_What the task asks_
Copy out each line of the listing that has the word "title" in it.

_Records for this task_
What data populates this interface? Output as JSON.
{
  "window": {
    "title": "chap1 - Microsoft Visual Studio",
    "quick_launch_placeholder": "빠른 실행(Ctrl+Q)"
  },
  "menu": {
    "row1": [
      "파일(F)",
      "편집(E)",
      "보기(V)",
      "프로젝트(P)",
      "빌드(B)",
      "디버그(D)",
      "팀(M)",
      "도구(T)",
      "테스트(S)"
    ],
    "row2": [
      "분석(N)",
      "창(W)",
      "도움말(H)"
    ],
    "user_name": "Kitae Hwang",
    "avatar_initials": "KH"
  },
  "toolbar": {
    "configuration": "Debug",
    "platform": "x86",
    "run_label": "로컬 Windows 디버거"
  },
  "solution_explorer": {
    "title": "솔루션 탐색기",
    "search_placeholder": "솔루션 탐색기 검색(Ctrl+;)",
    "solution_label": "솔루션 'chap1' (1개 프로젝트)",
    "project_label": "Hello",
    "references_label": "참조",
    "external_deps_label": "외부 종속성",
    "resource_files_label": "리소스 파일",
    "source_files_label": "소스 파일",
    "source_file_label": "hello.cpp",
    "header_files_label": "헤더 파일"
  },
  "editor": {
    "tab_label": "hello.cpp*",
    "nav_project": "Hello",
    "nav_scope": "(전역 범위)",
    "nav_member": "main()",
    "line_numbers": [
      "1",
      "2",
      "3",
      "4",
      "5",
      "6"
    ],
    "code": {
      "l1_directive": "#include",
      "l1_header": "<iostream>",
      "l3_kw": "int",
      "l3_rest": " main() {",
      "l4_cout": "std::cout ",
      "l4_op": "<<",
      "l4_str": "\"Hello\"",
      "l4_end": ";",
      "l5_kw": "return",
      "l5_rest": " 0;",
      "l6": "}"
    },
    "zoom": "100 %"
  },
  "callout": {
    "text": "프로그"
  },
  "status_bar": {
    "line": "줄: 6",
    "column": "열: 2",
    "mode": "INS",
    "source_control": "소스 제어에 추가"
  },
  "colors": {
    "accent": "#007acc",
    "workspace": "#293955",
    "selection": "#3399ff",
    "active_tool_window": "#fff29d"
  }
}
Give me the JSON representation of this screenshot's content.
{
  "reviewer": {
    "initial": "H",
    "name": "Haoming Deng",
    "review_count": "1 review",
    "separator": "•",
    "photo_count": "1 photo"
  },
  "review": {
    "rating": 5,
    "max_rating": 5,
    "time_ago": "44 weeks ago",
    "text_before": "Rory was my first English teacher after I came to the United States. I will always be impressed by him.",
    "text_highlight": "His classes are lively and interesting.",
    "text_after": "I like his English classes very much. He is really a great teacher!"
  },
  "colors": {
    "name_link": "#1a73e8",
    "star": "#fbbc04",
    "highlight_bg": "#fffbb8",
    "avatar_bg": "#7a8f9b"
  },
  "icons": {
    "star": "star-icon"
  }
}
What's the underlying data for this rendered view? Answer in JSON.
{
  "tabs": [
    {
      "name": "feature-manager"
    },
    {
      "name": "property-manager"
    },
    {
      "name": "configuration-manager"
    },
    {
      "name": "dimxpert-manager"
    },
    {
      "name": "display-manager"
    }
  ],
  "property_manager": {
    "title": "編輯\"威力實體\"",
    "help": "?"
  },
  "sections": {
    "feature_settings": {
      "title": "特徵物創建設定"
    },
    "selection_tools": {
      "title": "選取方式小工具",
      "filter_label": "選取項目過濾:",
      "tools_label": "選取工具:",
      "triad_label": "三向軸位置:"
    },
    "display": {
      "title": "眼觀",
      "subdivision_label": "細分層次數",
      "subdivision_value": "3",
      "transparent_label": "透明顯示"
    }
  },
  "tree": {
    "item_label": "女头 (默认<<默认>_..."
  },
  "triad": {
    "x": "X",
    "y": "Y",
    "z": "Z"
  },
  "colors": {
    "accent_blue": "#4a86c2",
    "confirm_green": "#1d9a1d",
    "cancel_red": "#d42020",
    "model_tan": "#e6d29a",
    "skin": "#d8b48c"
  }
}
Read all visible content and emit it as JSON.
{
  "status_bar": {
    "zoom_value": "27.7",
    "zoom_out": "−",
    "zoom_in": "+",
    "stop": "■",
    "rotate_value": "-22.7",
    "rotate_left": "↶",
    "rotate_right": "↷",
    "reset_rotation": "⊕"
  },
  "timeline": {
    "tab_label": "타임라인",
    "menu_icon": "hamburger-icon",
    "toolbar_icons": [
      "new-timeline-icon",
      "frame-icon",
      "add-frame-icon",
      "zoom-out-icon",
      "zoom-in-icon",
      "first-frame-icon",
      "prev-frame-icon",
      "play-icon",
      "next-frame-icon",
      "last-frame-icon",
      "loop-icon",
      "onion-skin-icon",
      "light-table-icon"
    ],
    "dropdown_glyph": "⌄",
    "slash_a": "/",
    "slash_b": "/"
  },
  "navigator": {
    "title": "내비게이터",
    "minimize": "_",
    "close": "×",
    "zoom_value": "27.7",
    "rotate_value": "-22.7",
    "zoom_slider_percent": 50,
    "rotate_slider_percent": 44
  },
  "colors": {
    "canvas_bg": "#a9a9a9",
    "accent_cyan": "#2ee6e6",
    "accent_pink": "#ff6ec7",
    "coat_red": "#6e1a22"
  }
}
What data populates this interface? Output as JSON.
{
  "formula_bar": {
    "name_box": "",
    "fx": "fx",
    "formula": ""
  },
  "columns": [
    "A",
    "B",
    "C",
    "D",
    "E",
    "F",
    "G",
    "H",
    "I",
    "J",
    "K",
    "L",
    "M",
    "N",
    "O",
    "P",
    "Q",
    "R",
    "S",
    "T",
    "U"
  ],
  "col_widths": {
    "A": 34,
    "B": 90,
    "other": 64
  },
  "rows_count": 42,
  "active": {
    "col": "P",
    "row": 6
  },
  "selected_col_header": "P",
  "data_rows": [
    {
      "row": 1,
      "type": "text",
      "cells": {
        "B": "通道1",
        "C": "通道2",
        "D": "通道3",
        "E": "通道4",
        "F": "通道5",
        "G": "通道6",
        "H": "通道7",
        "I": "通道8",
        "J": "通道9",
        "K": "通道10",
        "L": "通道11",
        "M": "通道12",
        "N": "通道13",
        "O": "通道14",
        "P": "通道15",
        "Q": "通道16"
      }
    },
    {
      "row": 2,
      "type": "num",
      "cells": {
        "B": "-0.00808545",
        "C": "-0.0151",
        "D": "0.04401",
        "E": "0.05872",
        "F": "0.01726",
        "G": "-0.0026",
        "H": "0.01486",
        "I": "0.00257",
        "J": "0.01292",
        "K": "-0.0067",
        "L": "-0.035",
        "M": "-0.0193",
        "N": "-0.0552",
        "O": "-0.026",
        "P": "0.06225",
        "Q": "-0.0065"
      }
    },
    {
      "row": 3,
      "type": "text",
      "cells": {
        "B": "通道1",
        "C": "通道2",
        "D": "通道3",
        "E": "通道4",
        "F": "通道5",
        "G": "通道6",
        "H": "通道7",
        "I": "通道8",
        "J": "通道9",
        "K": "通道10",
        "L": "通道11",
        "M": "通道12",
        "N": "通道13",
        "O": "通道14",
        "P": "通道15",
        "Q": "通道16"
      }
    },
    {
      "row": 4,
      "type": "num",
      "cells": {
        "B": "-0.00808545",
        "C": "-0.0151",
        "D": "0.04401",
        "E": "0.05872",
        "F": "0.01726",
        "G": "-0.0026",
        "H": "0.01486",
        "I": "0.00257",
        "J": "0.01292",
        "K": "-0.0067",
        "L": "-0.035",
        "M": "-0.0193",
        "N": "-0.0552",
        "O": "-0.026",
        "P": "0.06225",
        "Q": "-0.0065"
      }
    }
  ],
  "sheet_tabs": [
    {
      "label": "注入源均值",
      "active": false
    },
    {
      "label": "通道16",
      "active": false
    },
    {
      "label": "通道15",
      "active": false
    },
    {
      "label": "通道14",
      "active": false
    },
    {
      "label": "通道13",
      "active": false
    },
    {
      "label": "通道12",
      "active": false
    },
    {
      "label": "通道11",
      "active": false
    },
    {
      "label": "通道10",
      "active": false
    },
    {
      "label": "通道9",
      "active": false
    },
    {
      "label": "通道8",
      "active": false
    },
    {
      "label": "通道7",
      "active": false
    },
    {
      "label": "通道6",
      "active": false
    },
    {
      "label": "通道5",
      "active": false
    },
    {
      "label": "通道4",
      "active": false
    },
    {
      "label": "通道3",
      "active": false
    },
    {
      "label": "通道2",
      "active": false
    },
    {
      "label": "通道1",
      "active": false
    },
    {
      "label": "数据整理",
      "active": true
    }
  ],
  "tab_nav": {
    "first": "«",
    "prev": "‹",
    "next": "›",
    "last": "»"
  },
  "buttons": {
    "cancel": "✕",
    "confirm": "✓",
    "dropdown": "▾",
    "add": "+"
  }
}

_Full answer_
    "title": "chap1 - Microsoft Visual Studio",
    "title": "솔루션 탐색기",
    "title": "編輯\"威力實體\"",
      "title": "特徵物創建設定"
      "title": "選取方式小工具",
      "title": "眼觀",
    "title": "내비게이터",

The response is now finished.